## begin ENTRIES PROVIDED
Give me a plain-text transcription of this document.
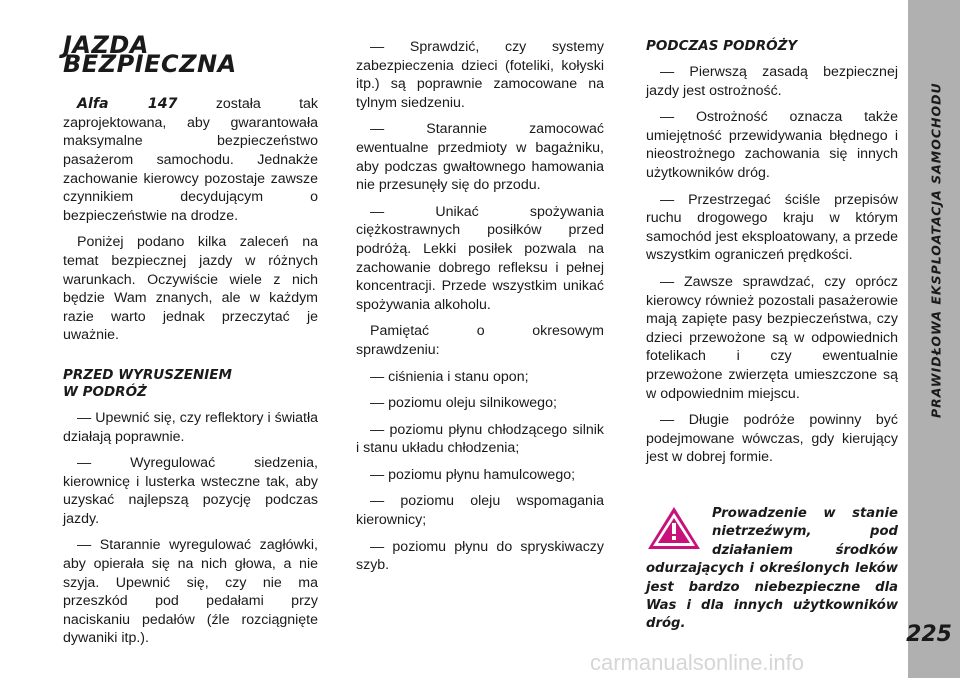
JAZDA BEZPIECZNA

Alfa 147 została tak zaprojektowana, aby gwarantowała maksymalne bezpieczeństwo pasażerom samochodu. Jednakże zachowanie kierowcy pozostaje zawsze czynnikiem decydującym o bezpieczeństwie na drodze.

Poniżej podano kilka zaleceń na temat bezpiecznej jazdy w różnych warunkach. Oczywiście wiele z nich będzie Wam znanych, ale w każdym razie warto jednak przeczytać je uważnie.

PRZED WYRUSZENIEM
W PODRÓŻ

— Upewnić się, czy reflektory i światła działają poprawnie.

— Wyregulować siedzenia, kierownicę i lusterka wsteczne tak, aby uzyskać najlepszą pozycję podczas jazdy.

— Starannie wyregulować zagłówki, aby opierała się na nich głowa, a nie szyja. Upewnić się, czy nie ma przeszkód pod pedałami przy naciskaniu pedałów (źle rozciągnięte dywaniki itp.).

— Sprawdzić, czy systemy zabezpieczenia dzieci (foteliki, kołyski itp.) są poprawnie zamocowane na tylnym siedzeniu.

— Starannie zamocować ewentualne przedmioty w bagażniku, aby podczas gwałtownego hamowania nie przesunęły się do przodu.

— Unikać spożywania ciężkostrawnych posiłków przed podróżą. Lekki posiłek pozwala na zachowanie dobrego refleksu i pełnej koncentracji. Przede wszystkim unikać spożywania alkoholu.

Pamiętać o okresowym sprawdzeniu:

— ciśnienia i stanu opon;

— poziomu oleju silnikowego;

— poziomu płynu chłodzącego silnik i stanu układu chłodzenia;

— poziomu płynu hamulcowego;

— poziomu oleju wspomagania kierownicy;

— poziomu płynu do spryskiwaczy szyb.

PODCZAS PODRÓŻY

— Pierwszą zasadą bezpiecznej jazdy jest ostrożność.

— Ostrożność oznacza także umiejętność przewidywania błędnego i nieostrożnego zachowania się innych użytkowników dróg.

— Przestrzegać ściśle przepisów ruchu drogowego kraju w którym samochód jest eksploatowany, a przede wszystkim ograniczeń prędkości.

— Zawsze sprawdzać, czy oprócz kierowcy również pozostali pasażerowie mają zapięte pasy bezpieczeństwa, czy dzieci przewożone są w odpowiednich fotelikach i czy ewentualnie przewożone zwierzęta umieszczone są w odpowiednim miejscu.

— Długie podróże powinny być podejmowane wówczas, gdy kierujący jest w dobrej formie.

Prowadzenie w stanie nietrzeźwym, pod działaniem środków odurzających i określonych leków jest bardzo niebezpieczne dla Was i dla innych użytkowników dróg.
PRAWIDŁOWA EKSPLOATACJA SAMOCHODU
225
carmanualsonline.info
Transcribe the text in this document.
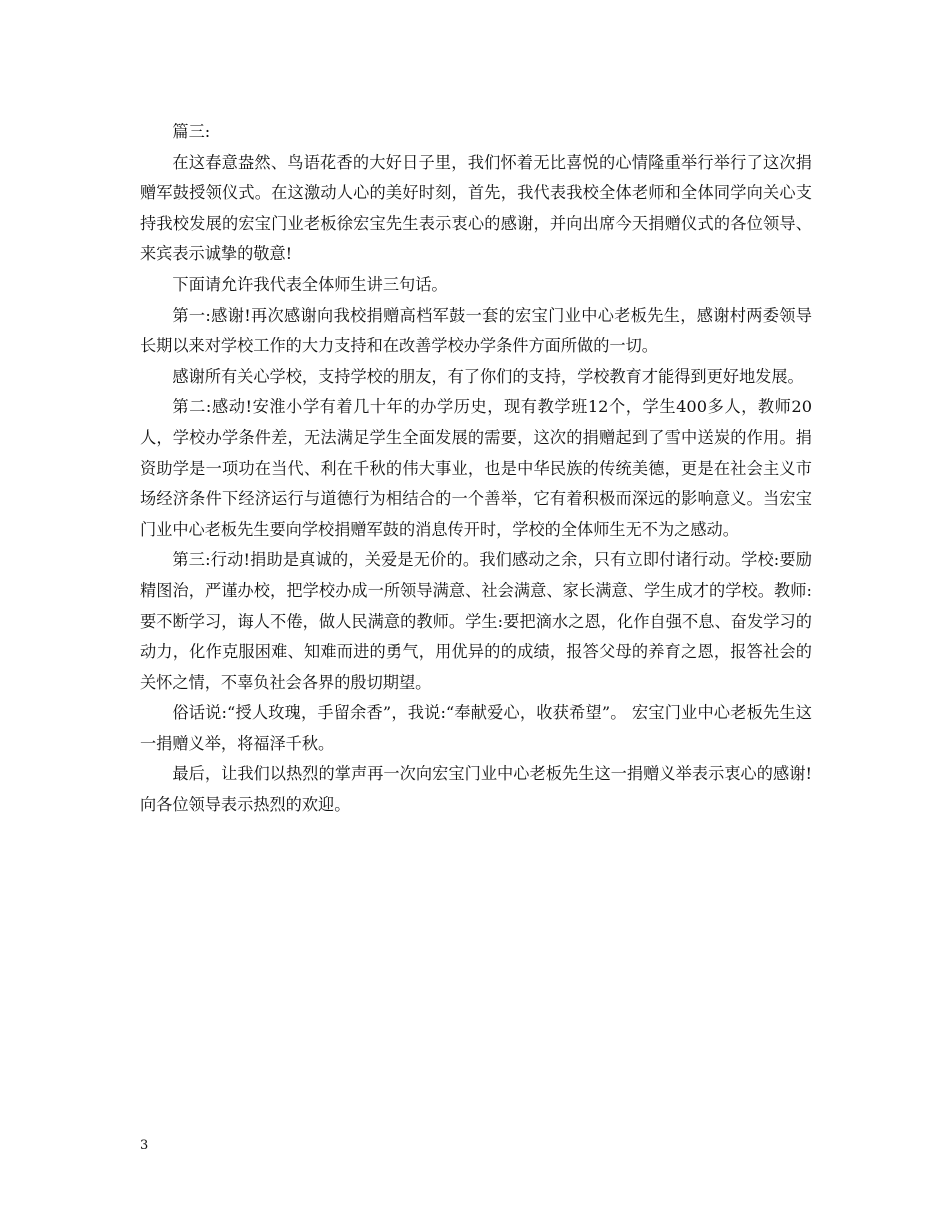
篇三:

在这春意盎然、鸟语花香的大好日子里，我们怀着无比喜悦的心情隆重举行举行了这次捐赠军鼓授领仪式。在这激动人心的美好时刻，首先，我代表我校全体老师和全体同学向关心支持我校发展的宏宝门业老板徐宏宝先生表示衷心的感谢，并向出席今天捐赠仪式的各位领导、来宾表示诚挚的敬意!

下面请允许我代表全体师生讲三句话。

第一:感谢!再次感谢向我校捐赠高档军鼓一套的宏宝门业中心老板先生，感谢村两委领导长期以来对学校工作的大力支持和在改善学校办学条件方面所做的一切。

感谢所有关心学校，支持学校的朋友，有了你们的支持，学校教育才能得到更好地发展。

第二:感动!安淮小学有着几十年的办学历史，现有教学班12个，学生400多人，教师20人，学校办学条件差，无法满足学生全面发展的需要，这次的捐赠起到了雪中送炭的作用。捐资助学是一项功在当代、利在千秋的伟大事业，也是中华民族的传统美德，更是在社会主义市场经济条件下经济运行与道德行为相结合的一个善举，它有着积极而深远的影响意义。当宏宝门业中心老板先生要向学校捐赠军鼓的消息传开时，学校的全体师生无不为之感动。

第三:行动!捐助是真诚的，关爱是无价的。我们感动之余，只有立即付诸行动。学校:要励精图治，严谨办校，把学校办成一所领导满意、社会满意、家长满意、学生成才的学校。教师:要不断学习，诲人不倦，做人民满意的教师。学生:要把滴水之恩，化作自强不息、奋发学习的动力，化作克服困难、知难而进的勇气，用优异的的成绩，报答父母的养育之恩，报答社会的关怀之情，不辜负社会各界的殷切期望。

俗话说:“授人玫瑰，手留余香”，我说:“奉献爱心，收获希望”。 宏宝门业中心老板先生这一捐赠义举，将福泽千秋。

最后，让我们以热烈的掌声再一次向宏宝门业中心老板先生这一捐赠义举表示衷心的感谢!向各位领导表示热烈的欢迎。

3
## end ENTRIES PROVIDED
SET PROBLEM: From the line that holds "Transcribe the text in this document." to the last line of the records, please copy each line exactly and nothing else. Pictures stay out.

ANSWER TO THIS TASK:
Transcribe the text in this document.
篇三:

在这春意盎然、鸟语花香的大好日子里，我们怀着无比喜悦的心情隆重举行举行了这次捐赠军鼓授领仪式。在这激动人心的美好时刻，首先，我代表我校全体老师和全体同学向关心支持我校发展的宏宝门业老板徐宏宝先生表示衷心的感谢，并向出席今天捐赠仪式的各位领导、来宾表示诚挚的敬意!

下面请允许我代表全体师生讲三句话。

第一:感谢!再次感谢向我校捐赠高档军鼓一套的宏宝门业中心老板先生，感谢村两委领导长期以来对学校工作的大力支持和在改善学校办学条件方面所做的一切。

感谢所有关心学校，支持学校的朋友，有了你们的支持，学校教育才能得到更好地发展。

第二:感动!安淮小学有着几十年的办学历史，现有教学班12个，学生400多人，教师20人，学校办学条件差，无法满足学生全面发展的需要，这次的捐赠起到了雪中送炭的作用。捐资助学是一项功在当代、利在千秋的伟大事业，也是中华民族的传统美德，更是在社会主义市场经济条件下经济运行与道德行为相结合的一个善举，它有着积极而深远的影响意义。当宏宝门业中心老板先生要向学校捐赠军鼓的消息传开时，学校的全体师生无不为之感动。

第三:行动!捐助是真诚的，关爱是无价的。我们感动之余，只有立即付诸行动。学校:要励精图治，严谨办校，把学校办成一所领导满意、社会满意、家长满意、学生成才的学校。教师:要不断学习，诲人不倦，做人民满意的教师。学生:要把滴水之恩，化作自强不息、奋发学习的动力，化作克服困难、知难而进的勇气，用优异的的成绩，报答父母的养育之恩，报答社会的关怀之情，不辜负社会各界的殷切期望。

俗话说:“授人玫瑰，手留余香”，我说:“奉献爱心，收获希望”。 宏宝门业中心老板先生这一捐赠义举，将福泽千秋。

最后，让我们以热烈的掌声再一次向宏宝门业中心老板先生这一捐赠义举表示衷心的感谢!向各位领导表示热烈的欢迎。

3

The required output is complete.